#### Set problem
Look over the lines below. Report each one that includes the string "title".

#### Record extracts
------------

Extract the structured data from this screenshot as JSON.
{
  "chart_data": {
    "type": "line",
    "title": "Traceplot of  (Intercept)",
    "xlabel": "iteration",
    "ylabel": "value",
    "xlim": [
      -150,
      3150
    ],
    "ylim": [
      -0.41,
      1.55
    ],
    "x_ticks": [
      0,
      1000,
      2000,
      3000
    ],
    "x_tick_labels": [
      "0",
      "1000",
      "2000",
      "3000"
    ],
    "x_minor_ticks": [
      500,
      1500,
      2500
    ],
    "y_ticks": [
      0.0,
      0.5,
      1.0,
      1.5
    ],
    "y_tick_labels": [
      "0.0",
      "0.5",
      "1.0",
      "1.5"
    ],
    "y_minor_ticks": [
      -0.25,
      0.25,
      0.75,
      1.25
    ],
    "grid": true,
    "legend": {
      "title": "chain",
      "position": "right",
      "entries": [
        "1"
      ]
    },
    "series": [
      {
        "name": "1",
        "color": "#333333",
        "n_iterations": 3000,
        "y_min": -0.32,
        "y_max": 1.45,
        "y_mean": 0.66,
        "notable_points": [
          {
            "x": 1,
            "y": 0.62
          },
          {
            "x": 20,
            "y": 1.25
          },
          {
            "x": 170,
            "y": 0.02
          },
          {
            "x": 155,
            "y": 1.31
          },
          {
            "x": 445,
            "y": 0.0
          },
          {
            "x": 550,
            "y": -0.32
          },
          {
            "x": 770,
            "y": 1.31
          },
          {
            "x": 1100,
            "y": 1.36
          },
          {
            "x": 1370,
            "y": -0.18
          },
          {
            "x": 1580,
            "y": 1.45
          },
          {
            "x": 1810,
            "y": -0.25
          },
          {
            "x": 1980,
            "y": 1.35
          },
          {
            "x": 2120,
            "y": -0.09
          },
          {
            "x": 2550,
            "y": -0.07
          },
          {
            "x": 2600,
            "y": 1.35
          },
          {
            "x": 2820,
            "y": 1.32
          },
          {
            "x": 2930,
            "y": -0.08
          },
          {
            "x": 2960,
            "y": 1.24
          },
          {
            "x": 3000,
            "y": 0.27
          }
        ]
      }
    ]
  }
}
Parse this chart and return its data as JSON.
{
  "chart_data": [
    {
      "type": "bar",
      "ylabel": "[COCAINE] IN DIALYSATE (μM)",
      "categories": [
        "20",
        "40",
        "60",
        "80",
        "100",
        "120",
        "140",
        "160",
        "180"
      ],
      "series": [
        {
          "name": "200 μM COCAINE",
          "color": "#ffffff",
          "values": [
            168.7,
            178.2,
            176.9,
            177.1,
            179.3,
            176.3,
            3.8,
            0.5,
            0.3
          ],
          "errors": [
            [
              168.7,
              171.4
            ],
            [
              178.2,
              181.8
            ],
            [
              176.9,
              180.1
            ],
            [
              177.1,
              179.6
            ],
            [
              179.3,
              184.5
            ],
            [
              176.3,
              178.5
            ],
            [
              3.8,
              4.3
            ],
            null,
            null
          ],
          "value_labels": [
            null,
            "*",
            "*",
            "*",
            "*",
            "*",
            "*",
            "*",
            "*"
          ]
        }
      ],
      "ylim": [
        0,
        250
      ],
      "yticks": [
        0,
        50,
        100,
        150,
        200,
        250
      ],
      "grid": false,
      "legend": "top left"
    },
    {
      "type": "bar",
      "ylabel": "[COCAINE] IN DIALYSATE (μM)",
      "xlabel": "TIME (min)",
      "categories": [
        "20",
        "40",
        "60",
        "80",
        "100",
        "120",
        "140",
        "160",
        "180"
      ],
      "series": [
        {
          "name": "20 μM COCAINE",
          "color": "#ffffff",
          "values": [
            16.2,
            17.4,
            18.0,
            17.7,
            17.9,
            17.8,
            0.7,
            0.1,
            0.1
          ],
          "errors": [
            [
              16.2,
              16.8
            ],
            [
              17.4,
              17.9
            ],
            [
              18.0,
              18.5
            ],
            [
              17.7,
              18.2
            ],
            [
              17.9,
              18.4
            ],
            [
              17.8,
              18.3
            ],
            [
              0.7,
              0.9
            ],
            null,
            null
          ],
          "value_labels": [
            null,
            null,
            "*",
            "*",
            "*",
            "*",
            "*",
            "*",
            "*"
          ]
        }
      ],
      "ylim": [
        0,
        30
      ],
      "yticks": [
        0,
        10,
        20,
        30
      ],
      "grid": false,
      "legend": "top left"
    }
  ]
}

------------

#### Exercise result
    "title": "Traceplot of  (Intercept)",
      "title": "chain",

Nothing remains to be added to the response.